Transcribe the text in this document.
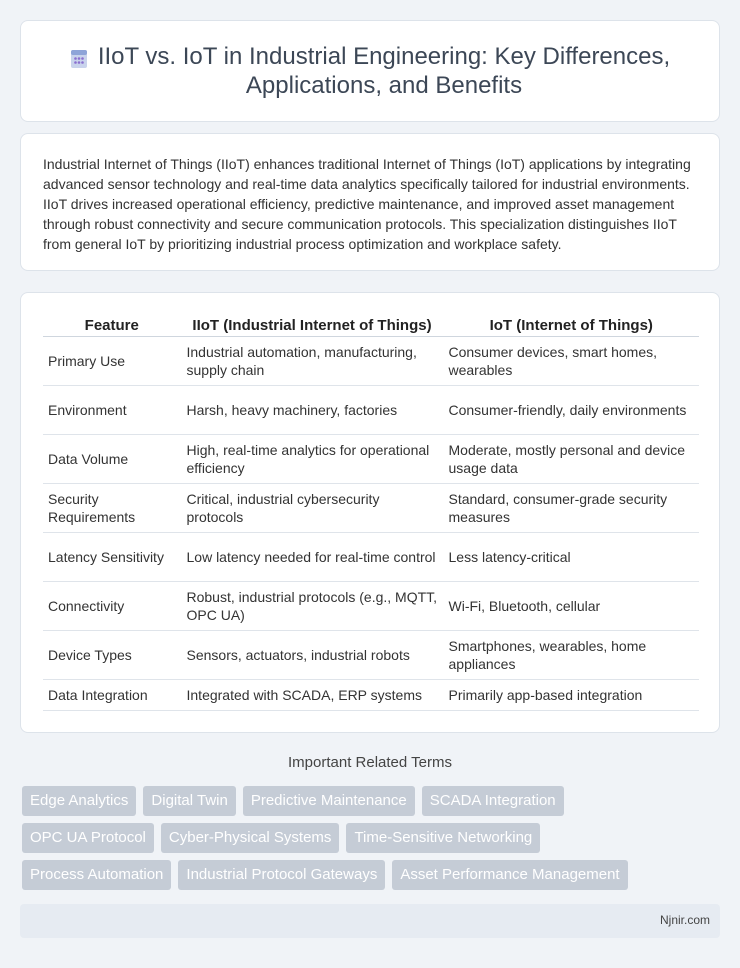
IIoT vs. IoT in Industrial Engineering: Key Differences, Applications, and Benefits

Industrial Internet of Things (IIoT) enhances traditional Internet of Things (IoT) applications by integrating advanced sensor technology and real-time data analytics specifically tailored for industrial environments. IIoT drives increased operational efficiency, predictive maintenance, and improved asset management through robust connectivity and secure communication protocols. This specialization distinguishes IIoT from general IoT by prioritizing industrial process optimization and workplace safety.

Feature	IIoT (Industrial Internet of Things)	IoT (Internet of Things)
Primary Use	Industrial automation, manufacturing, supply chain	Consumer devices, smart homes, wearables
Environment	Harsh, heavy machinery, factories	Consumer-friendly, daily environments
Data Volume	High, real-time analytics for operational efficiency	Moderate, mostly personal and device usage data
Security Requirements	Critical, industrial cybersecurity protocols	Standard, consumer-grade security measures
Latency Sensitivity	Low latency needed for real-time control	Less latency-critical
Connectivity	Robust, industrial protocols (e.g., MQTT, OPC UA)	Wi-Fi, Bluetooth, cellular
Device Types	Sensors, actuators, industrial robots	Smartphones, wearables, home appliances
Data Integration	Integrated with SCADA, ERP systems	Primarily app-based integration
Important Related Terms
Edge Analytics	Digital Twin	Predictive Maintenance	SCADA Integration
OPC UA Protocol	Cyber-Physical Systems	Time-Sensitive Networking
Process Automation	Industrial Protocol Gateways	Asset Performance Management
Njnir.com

----

▶ **Given problem**
Copy out each line in the preceding records that contains "wearables".

▶ **Output below**
Primary Use	Industrial automation, manufacturing, supply chain	Consumer devices, smart homes, wearables
Device Types	Sensors, actuators, industrial robots	Smartphones, wearables, home appliances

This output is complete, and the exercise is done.